* **ЗАДАНИЕ A**
Процитируйте отрывок об иерархии экзистенций, начиная со слов "Эта иерархия отличалась" и продолжая до слов "меньшей его глубины." включительно.
* **ЗАДАНИЕ B**
В отрывке об иерархии экзистенций после слов «и даже всего эмпирического существования» идёт перечень, отделённый запятыми и заканчивающийся перед тире. Выпишите все его пункты в той форме, в какой они стоят в отрывке.

* **ПРЕДЛОЖЕННЫЙ ОТРЫВОК**
* * * * * * * * *

Но оба они – удовлетворение в поднимающем взгляд подчинении, и удовлетворение в усваивающей ассимиляции, слуга и господин, – сходятся в том, что одинаково лишены коммуникации (finden sich in der gleichen Kommunikationslosigkeit zusammen). Только экзистенция в истинной коммуникации находит исход из этой полярности лишенных коммуникации отношений всегда одинокой, не понимающей самое себя самости. Остаются только условные и целесообразные отношения вышестояния и подчинения в мире и их историчное наполнение: но безусловная коммуникация развертывается только там, где под покровами действительности существования самость встречается с самостью на одинаковом уровне.
Сравнительно с любым экзистенциальным равенством уровня, которое пробивает себе дорогу в зависимостях действительности существования, чтобы могла осуществиться коммуникация, – нечто радикально иное – постичь идею вечной иерархии; в этой идее я мыслю, за пределами всякой коммуникации, некую иерархию экзистенций, которой никогда не могу знать.
Эта иерархия отличалась бы по самому существу от иерархии сопоставимых свойств и даже всего эмпирического существования, витальной мощи, достижений и эффекта, духовности и образования, веса в общественности, социального положения, – в каждой из этих иерархий имеет место неосознанное, естественное поставление себя выше или ниже другого, часто совершающееся уже в инстинктивной реакции на физиогномическое впечатление. Иерархия же экзистенций никогда не могла бы осуществиться, и ее никогда, ни в общем, ни в частном случае, нельзя объективно знать. Она вступила бы в порядок явления как тайное, всегда подвижное чувствование многозначительной глубины и решительности другого, или наоборот, меньшей его глубины.
Это чувствование никогда не остается одинаковым, но меняется, смотря по достоверности нашей собственной решенности. Оно всегда некоммуникабельно, потому что, будучи высказано, оно, уклоняясь в знаемую объективацию, неправдиво сделалось бы сравнением, в котором исчезло бы равенство уровня, составляющее условие подлинной коммуникации. Чтобы вступить в коммуникацию, вышестоящий должен был бы унизиться, а нижестоящий – возвыситься, и оба они не имеют права замечать этого. Индивид не может, не погружаясь в лишенность всякой коммуникации и не утрачивая тем самым тут же чувствуемого им экзистенциального ранга, фиксирующе высказывать этого в движении своего чувства ранга, даже только на мгновение, и самому себе.

* * * * * * * * *

* **ИСХОДНЫЕ ДАННЫЕ**

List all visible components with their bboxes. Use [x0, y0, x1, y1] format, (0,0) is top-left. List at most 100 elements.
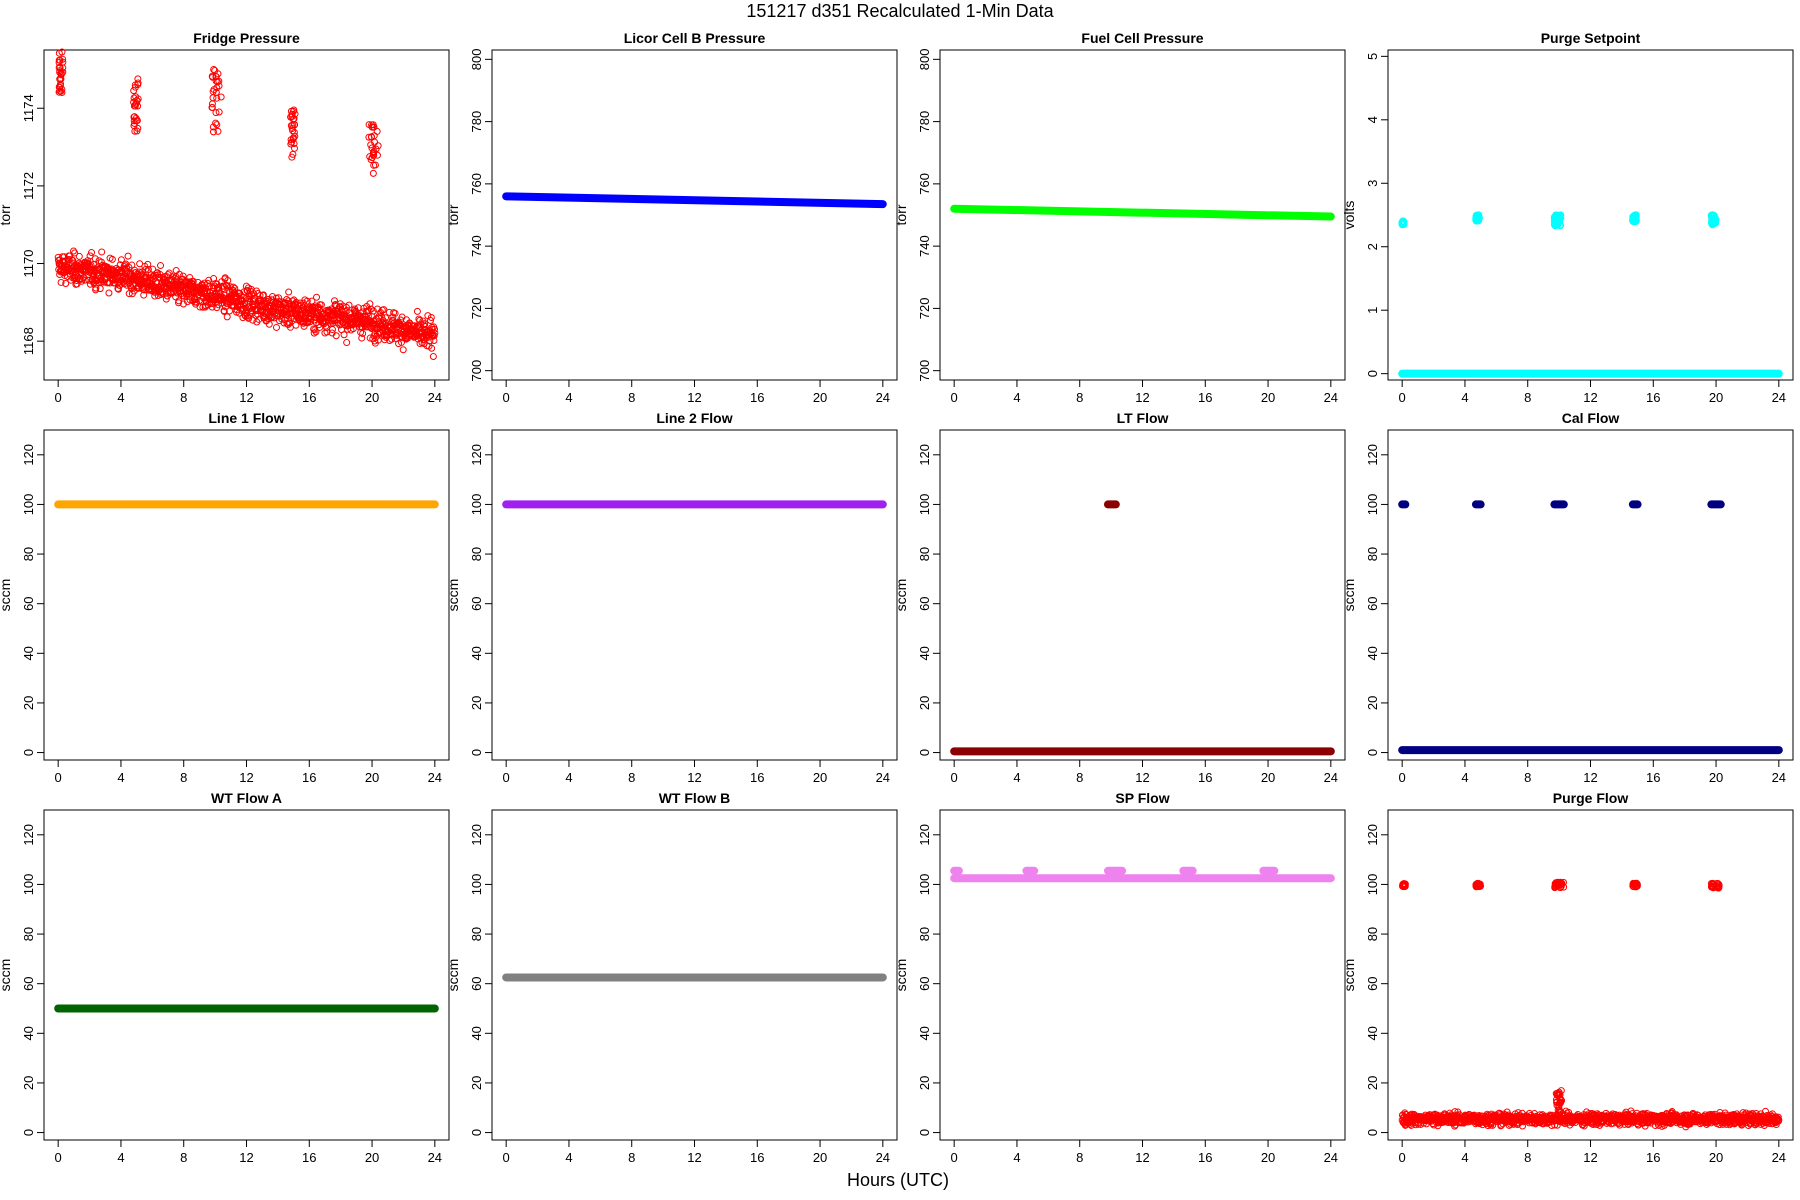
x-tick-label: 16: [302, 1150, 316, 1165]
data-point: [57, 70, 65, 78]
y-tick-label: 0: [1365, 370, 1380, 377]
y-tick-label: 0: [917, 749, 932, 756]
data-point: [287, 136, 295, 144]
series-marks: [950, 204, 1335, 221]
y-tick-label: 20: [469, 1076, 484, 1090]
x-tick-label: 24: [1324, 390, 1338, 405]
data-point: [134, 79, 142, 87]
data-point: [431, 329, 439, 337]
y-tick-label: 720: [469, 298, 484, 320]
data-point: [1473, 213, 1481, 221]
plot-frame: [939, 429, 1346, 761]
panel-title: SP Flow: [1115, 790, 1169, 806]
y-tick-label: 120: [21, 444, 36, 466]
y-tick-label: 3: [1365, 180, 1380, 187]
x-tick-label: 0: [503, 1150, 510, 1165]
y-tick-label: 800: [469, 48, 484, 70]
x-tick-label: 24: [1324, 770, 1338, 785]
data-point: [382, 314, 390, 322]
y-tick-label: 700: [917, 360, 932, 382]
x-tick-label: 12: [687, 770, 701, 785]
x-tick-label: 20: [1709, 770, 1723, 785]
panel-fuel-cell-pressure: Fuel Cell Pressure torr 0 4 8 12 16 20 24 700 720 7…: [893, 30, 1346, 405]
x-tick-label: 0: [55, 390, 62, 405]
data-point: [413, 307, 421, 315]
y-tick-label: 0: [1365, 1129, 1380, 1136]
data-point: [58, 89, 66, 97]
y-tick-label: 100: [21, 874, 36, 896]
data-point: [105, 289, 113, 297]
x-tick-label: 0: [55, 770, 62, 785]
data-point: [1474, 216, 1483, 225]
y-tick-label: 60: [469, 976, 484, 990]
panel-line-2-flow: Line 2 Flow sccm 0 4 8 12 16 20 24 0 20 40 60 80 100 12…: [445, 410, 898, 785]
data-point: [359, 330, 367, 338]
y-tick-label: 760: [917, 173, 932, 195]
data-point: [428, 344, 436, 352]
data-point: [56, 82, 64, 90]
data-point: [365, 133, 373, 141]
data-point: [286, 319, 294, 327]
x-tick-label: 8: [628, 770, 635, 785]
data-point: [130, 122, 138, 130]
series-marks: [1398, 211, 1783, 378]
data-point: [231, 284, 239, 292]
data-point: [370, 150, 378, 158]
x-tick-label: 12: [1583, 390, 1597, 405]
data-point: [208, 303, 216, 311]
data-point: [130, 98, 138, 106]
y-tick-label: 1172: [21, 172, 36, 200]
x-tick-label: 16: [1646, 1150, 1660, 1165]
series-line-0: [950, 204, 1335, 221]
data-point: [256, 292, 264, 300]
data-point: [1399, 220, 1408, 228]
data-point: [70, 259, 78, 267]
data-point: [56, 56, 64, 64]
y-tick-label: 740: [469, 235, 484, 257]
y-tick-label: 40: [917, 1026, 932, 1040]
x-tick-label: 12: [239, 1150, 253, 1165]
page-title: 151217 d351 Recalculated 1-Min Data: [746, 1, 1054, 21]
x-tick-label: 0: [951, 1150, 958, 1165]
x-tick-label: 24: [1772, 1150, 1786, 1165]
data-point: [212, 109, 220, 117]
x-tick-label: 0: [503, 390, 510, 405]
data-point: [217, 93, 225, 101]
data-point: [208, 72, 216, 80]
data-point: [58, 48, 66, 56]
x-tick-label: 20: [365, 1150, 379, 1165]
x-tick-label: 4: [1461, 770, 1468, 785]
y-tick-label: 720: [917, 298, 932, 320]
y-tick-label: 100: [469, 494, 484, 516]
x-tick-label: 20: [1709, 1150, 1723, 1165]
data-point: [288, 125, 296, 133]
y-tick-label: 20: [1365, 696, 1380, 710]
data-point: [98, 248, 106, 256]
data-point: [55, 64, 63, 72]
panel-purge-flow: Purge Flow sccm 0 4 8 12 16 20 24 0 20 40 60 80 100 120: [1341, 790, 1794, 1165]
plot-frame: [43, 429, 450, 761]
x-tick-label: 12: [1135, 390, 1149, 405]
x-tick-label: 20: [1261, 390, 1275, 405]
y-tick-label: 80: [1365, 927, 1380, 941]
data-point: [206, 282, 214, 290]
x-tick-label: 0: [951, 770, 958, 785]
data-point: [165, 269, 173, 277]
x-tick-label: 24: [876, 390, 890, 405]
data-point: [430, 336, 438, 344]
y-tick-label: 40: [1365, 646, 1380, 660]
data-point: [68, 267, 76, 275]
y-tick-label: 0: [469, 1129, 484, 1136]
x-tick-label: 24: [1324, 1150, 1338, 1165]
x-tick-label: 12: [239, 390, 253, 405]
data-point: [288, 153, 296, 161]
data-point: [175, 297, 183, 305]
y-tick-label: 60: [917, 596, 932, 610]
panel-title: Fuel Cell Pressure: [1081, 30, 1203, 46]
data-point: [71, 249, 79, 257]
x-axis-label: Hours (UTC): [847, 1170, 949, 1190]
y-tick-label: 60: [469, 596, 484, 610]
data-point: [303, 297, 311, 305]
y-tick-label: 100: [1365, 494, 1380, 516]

* * * * * * * * *

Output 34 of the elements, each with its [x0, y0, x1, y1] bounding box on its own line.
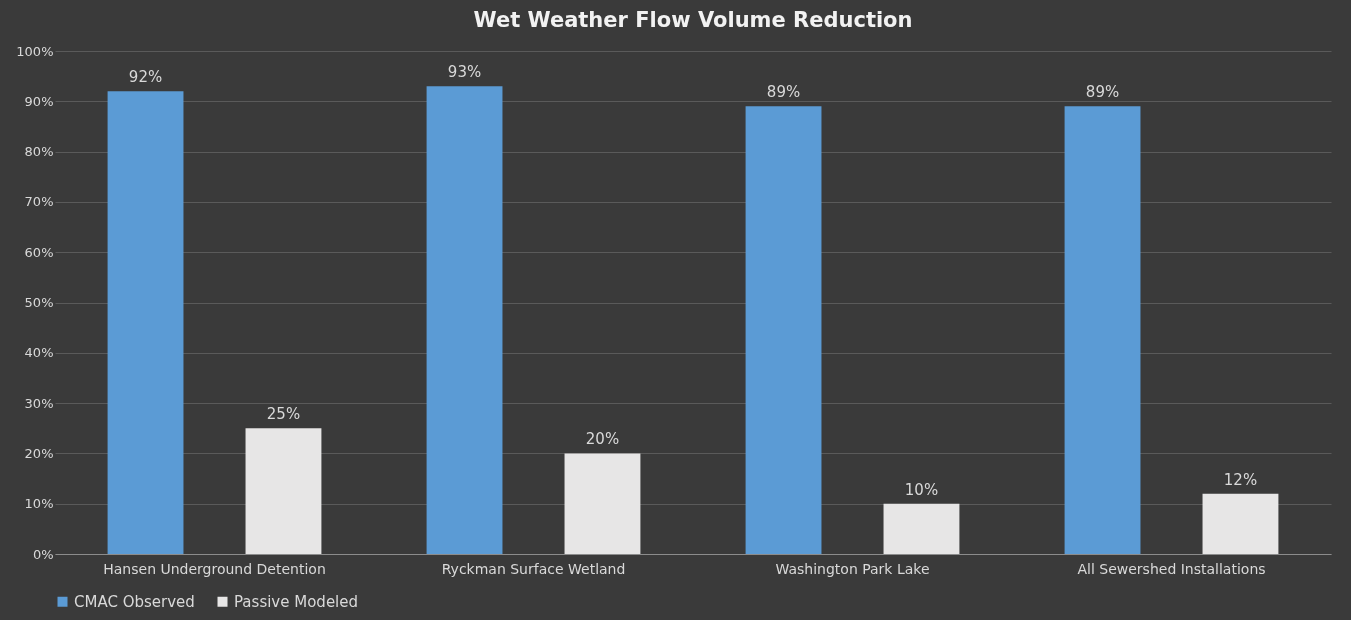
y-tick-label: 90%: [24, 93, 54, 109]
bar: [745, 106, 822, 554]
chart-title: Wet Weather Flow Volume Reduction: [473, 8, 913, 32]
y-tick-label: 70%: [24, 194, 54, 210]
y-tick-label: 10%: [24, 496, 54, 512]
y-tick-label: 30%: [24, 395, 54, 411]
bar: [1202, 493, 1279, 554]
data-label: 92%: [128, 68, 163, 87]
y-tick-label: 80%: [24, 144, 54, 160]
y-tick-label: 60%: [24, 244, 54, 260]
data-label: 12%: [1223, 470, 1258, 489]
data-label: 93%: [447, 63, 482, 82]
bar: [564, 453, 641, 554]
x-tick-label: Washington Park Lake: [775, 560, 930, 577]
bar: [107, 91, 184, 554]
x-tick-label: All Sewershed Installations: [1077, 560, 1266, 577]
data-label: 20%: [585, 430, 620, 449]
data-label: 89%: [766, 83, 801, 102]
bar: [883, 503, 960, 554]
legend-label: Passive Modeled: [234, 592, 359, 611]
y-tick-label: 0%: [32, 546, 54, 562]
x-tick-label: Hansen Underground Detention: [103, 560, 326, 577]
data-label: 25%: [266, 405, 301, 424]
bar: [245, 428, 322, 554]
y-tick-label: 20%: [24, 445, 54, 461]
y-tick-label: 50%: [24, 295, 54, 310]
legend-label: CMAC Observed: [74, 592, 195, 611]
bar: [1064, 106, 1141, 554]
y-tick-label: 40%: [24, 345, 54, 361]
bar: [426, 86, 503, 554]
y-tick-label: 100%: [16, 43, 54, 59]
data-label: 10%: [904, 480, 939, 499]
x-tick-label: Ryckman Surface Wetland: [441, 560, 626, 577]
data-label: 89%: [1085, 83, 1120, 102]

* * * * * * * * *

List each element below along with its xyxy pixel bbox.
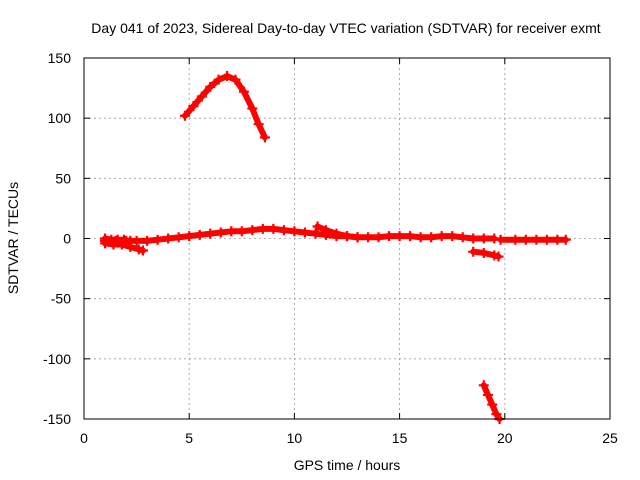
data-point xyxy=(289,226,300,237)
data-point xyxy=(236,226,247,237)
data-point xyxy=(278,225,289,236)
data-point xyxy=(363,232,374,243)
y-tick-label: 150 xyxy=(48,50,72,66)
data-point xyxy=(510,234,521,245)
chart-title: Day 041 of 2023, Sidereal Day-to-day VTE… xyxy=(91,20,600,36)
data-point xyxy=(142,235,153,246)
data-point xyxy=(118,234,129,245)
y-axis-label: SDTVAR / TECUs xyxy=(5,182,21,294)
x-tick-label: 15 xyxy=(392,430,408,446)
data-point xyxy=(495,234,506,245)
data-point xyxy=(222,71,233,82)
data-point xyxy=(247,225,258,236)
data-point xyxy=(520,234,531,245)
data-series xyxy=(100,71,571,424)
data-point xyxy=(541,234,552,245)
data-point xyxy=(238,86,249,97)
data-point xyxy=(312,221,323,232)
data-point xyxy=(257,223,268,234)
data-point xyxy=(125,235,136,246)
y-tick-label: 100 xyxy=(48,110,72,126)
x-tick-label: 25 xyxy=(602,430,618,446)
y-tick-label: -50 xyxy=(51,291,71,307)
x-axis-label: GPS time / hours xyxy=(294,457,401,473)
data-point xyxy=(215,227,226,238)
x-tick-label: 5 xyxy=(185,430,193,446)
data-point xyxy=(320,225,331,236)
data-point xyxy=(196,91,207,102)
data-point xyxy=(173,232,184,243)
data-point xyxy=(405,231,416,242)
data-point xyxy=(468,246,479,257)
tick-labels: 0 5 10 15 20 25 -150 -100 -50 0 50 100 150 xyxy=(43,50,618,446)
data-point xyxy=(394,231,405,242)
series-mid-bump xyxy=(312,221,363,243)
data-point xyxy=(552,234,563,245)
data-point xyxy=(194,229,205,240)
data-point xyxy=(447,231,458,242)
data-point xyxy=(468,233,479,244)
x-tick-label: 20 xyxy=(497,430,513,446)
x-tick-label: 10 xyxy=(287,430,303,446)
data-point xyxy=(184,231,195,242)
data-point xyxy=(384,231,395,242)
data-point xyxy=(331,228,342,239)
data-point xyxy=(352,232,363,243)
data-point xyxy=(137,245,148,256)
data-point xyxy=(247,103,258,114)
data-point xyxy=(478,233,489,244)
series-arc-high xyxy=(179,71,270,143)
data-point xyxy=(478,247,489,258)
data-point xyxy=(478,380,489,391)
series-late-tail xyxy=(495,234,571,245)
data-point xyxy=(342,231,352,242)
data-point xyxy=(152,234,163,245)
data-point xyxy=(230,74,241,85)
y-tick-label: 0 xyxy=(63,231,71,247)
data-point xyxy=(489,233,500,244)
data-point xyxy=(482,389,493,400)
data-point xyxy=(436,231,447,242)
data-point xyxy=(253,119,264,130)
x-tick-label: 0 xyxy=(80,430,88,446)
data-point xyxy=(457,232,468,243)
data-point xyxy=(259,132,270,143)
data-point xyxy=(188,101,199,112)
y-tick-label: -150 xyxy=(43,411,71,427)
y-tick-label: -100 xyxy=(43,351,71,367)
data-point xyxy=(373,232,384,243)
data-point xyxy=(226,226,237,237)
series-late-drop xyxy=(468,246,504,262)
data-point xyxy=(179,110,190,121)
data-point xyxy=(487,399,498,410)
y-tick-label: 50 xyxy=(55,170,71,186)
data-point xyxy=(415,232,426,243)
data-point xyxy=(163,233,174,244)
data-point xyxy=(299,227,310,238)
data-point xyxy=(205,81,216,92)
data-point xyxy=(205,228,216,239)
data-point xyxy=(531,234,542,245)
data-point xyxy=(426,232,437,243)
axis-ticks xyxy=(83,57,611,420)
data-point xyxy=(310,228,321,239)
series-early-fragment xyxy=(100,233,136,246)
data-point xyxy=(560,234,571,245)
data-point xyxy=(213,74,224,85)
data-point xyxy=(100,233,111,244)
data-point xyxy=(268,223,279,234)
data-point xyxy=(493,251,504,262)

* * * * * * * * *

* **ИТОГОВЫЙ ОТВЕТ A**
Эта иерархия отличалась бы по самому существу от иерархии сопоставимых свойств и даже всего эмпирического существования, витальной мощи, достижений и эффекта, духовности и образования, веса в общественности, социального положения, – в каждой из этих иерархий имеет место неосознанное, естественное поставление себя выше или ниже другого, часто совершающееся уже в инстинктивной реакции на физиогномическое впечатление. Иерархия же экзистенций никогда не могла бы осуществиться, и ее никогда, ни в общем, ни в частном случае, нельзя объективно знать. Она вступила бы в порядок явления как тайное, всегда подвижное чувствование многозначительной глубины и решительности другого, или наоборот, меньшей его глубины.

* **ИТОГОВЫЙ ОТВЕТ B**
витальной мощи
достижений и эффекта
духовности и образования
веса в общественности
социального положения